### TASK PROMPT:
Copy out all lines carrying the word "this".

-- Start PROVIDED DATA --

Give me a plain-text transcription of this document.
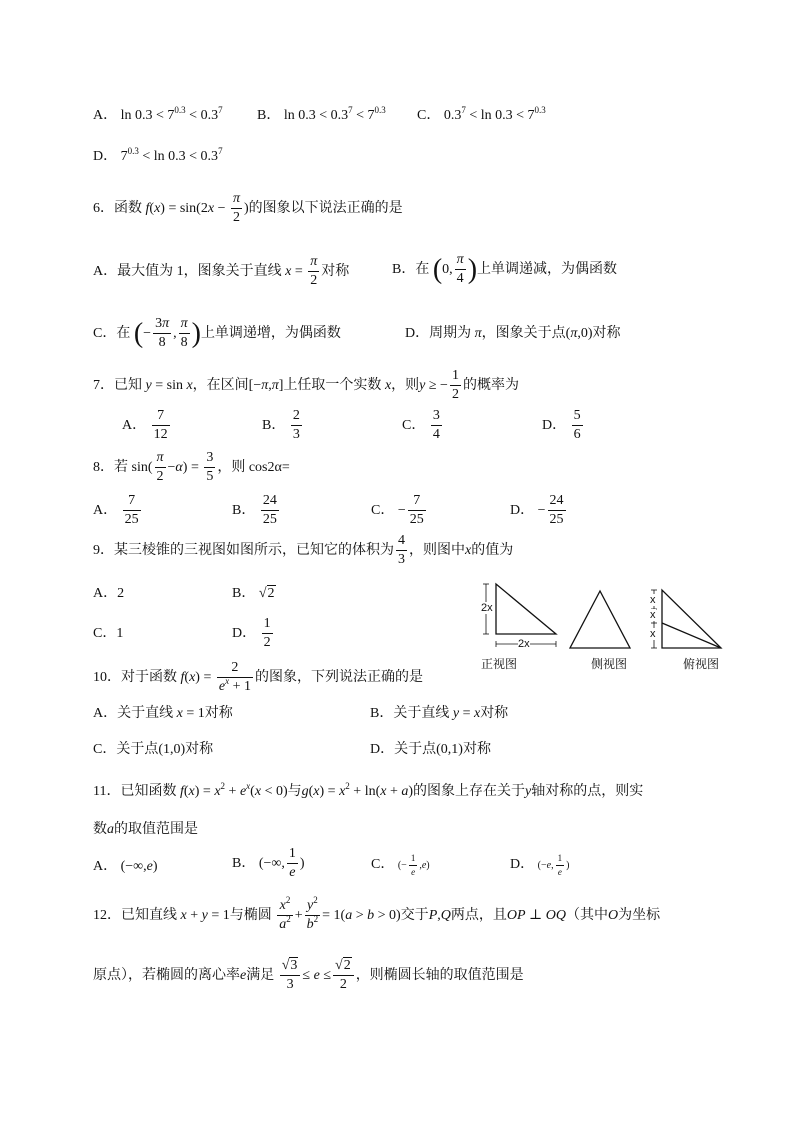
A． $\ln 0.3 < 7^{0.3} < 0.3^7$ B． $\ln 0.3 < 0.3^7 < 7^{0.3}$ C． $0.3^7 < \ln 0.3 < 7^{0.3}$
D． $7^{0.3} < \ln 0.3 < 0.3^7$
6．函数 $f(x) = \sin(2x - \frac{\pi}{2}$ )的图象以下说法正确的是
A．最大值为 1，图象关于直线 $x = \frac{\pi}{2}$ 对称	B．在 (0, $\frac{\pi}{4}$ )上单调递减，为偶函数
C．在 (− $\frac{3\pi}{8}$ , $\frac{\pi}{8}$ )上单调递增，为偶函数	D．周期为 π，图象关于点(π,0)对称
7．已知 y = sin x，在区间[−π,π]上任取一个实数 x，则y ≥ − $\frac{1}{2}$ 的概率为
A． $\frac{7}{12}$	B． $\frac{2}{3}$	C． $\frac{3}{4}$	D． $\frac{5}{6}$
8．若 $\sin( \frac{\pi}{2} -\alpha) = \frac{3}{5}$ ，则 cos2α=
A． $\frac{7}{25}$	B． $\frac{24}{25}$	C． − $\frac{7}{25}$	D． − $\frac{24}{25}$
9．某三棱锥的三视图如图所示，已知它的体积为 $\frac{4}{3}$ ，则图中x的值为
A．2	B． √2
C．1	D． $\frac{1}{2}$
2x
2x
x
x
x
正视图	侧视图	俯视图
10．对于函数 $f(x) = \frac{2}{e^x + 1}$ 的图象，下列说法正确的是
A．关于直线 x = 1对称	B．关于直线 y = x对称
C．关于点(1,0)对称	D．关于点(0,1)对称
11．已知函数 $f(x) = x^2 + e^x(x < 0)$与$g(x) = x^2 + \ln(x + a)$的图象上存在关于y轴对称的点，则实
数a的取值范围是
A． (−∞,e)	B． (−∞, $\frac{1}{e}$ )	C． (− $\frac{1}{e} ,e$)	D． (−e, $\frac{1}{e}$ )
12．已知直线 x + y = 1与椭圆 $\frac{x^2}{a^2} + \frac{y^2}{b^2} = 1(a > b > 0)$交于P,Q两点，且OP ⊥ OQ（其中O为坐标
原点），若椭圆的离心率e满足 $\frac{√3}{3} \le e \le \frac{√2}{2}$ ，则椭圆长轴的取值范围是
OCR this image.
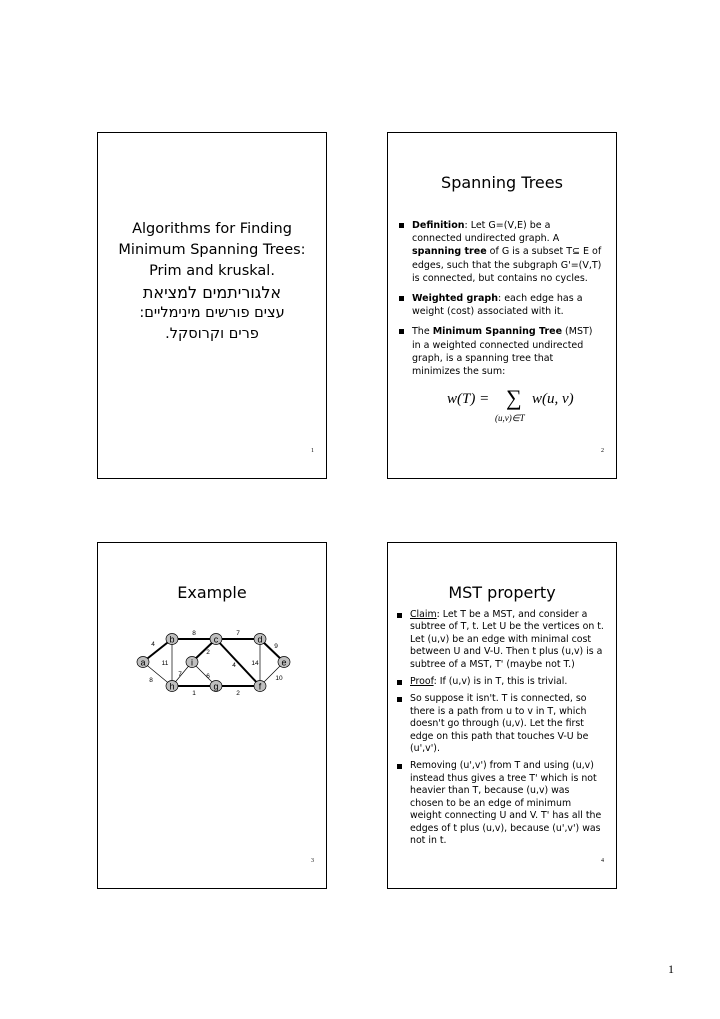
Algorithms for Finding
Minimum Spanning Trees:
Prim and kruskal.
אלגוריתמים למציאת
עצים פורשים מינימליים:
פרים וקרוסקל.
1
Spanning Trees
Definition: Let G=(V,E) be a connected undirected graph. A spanning tree of G is a subset T⊆ E of edges, such that the subgraph G'=(V,T) is connected, but contains no cycles.
Weighted graph: each edge has a weight (cost) associated with it.
The Minimum Spanning Tree (MST) in a weighted connected undirected graph, is a spanning tree that minimizes the sum:
w(T) = ∑ w(u, v)
(u,v)∈T
2
Example
4
8
8
11
2
7
4 14
9
10
2
1
6
7
a
b	c	d
e
f
g
h
i
3
MST property
Claim: Let T be a MST, and consider a subtree of T, t. Let U be the vertices on t. Let (u,v) be an edge with minimal cost between U and V-U. Then t plus (u,v) is a subtree of a MST, T' (maybe not T.)
Proof: If (u,v) is in T, this is trivial.
So suppose it isn't. T is connected, so there is a path from u to v in T, which doesn't go through (u,v). Let the first edge on this path that touches V-U be (u',v').
Removing (u',v') from T and using (u,v) instead thus gives a tree T' which is not heavier than T, because (u,v) was chosen to be an edge of minimum weight connecting U and V. T' has all the edges of t plus (u,v), because (u',v') was not in t.
4
1
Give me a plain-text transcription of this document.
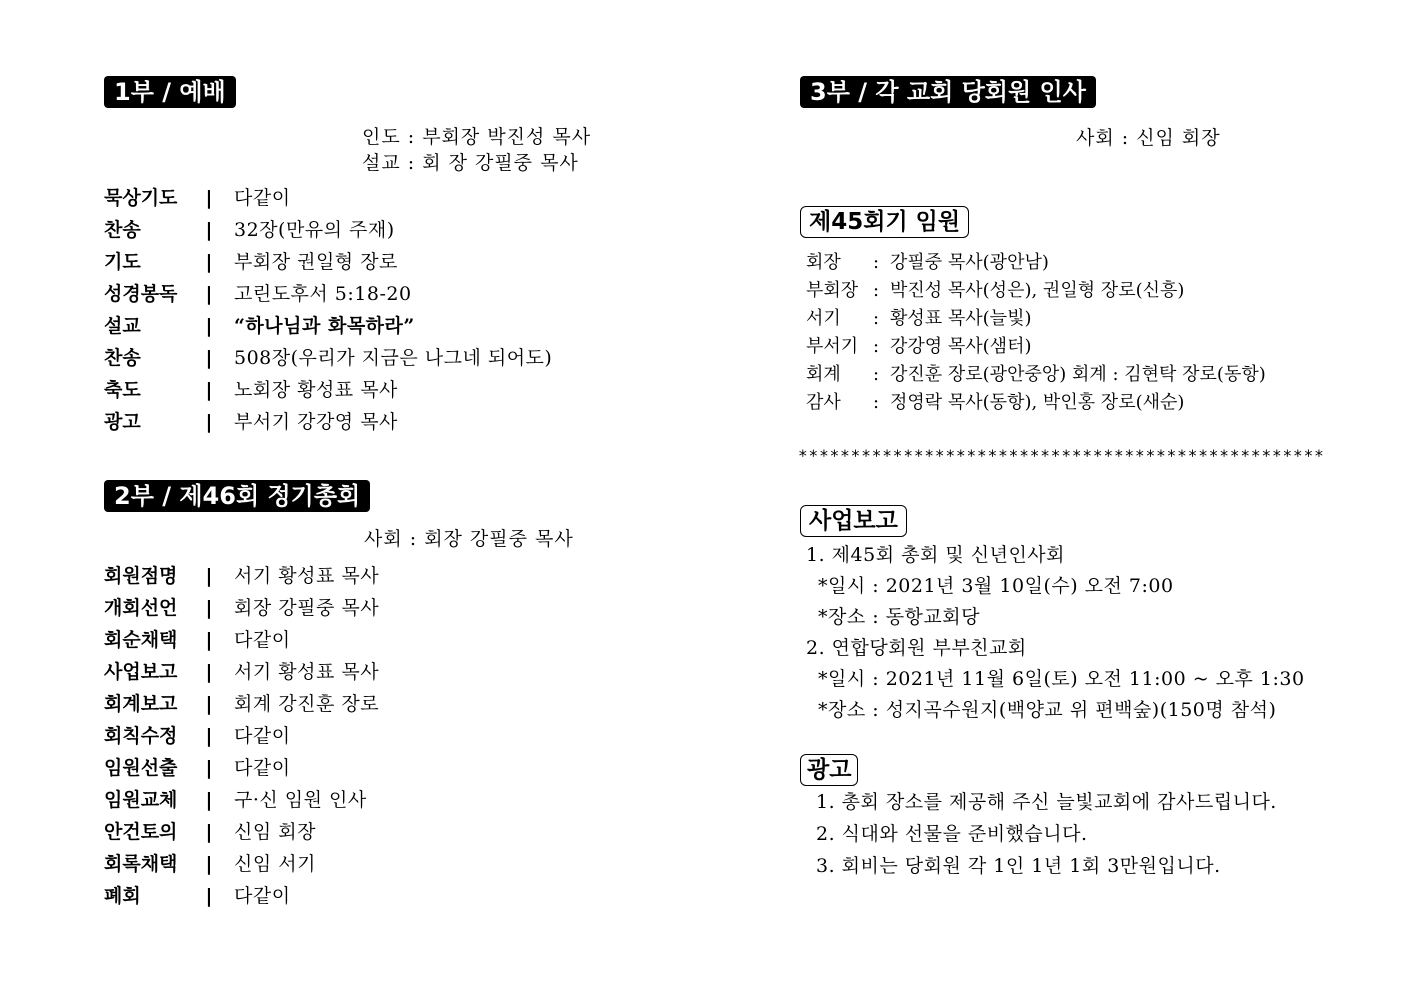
1부 / 예배
인도 : 부회장 박진성 목사
설교 : 회 장 강필중 목사
묵상기도 | 다같이
찬송	| 32장(만유의 주재)
기도	| 부회장 권일형 장로
성경봉독 | 고린도후서 5:18-20
설교	| “하나님과 화목하라”
찬송	| 508장(우리가 지금은 나그네 되어도)
축도	| 노회장 황성표 목사
광고	| 부서기 강강영 목사
2부 / 제46회 정기총회
사회 : 회장 강필중 목사
회원점명 | 서기 황성표 목사
개회선언 | 회장 강필중 목사
회순채택 | 다같이
사업보고 | 서기 황성표 목사
회계보고 | 회계 강진훈 장로
회칙수정 | 다같이
임원선출 | 다같이
임원교체 | 구·신 임원 인사
안건토의 | 신임 회장
회록채택 | 신임 서기
폐회	| 다같이
3부 / 각 교회 당회원 인사
사회 : 신임 회장
제45회기 임원
회장 : 강필중 목사(광안남)
부회장 : 박진성 목사(성은), 권일형 장로(신흥)
서기 : 황성표 목사(늘빛)
부서기 : 강강영 목사(샘터)
회계 : 강진훈 장로(광안중앙) 회계 : 김현탁 장로(동항)
감사 : 정영락 목사(동항), 박인홍 장로(새순)
**************************************************
사업보고
1. 제45회 총회 및 신년인사회
*일시 : 2021년 3월 10일(수) 오전 7:00
*장소 : 동항교회당
2. 연합당회원 부부친교회
*일시 : 2021년 11월 6일(토) 오전 11:00 ~ 오후 1:30
*장소 : 성지곡수원지(백양교 위 편백숲)(150명 참석)
광고
1. 총회 장소를 제공해 주신 늘빛교회에 감사드립니다.
2. 식대와 선물을 준비했습니다.
3. 회비는 당회원 각 1인 1년 1회 3만원입니다.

-- End PROVIDED DATA --

### FINAL RESULT:
Give me a plain-text transcription of this document.
OCR this image.
Proof: If (u,v) is in T, this is trivial.
So suppose it isn't. T is connected, so there is a path from u to v in T, which doesn't go through (u,v). Let the first edge on this path that touches V-U be (u',v').
Give me a plain-text transcription of this document.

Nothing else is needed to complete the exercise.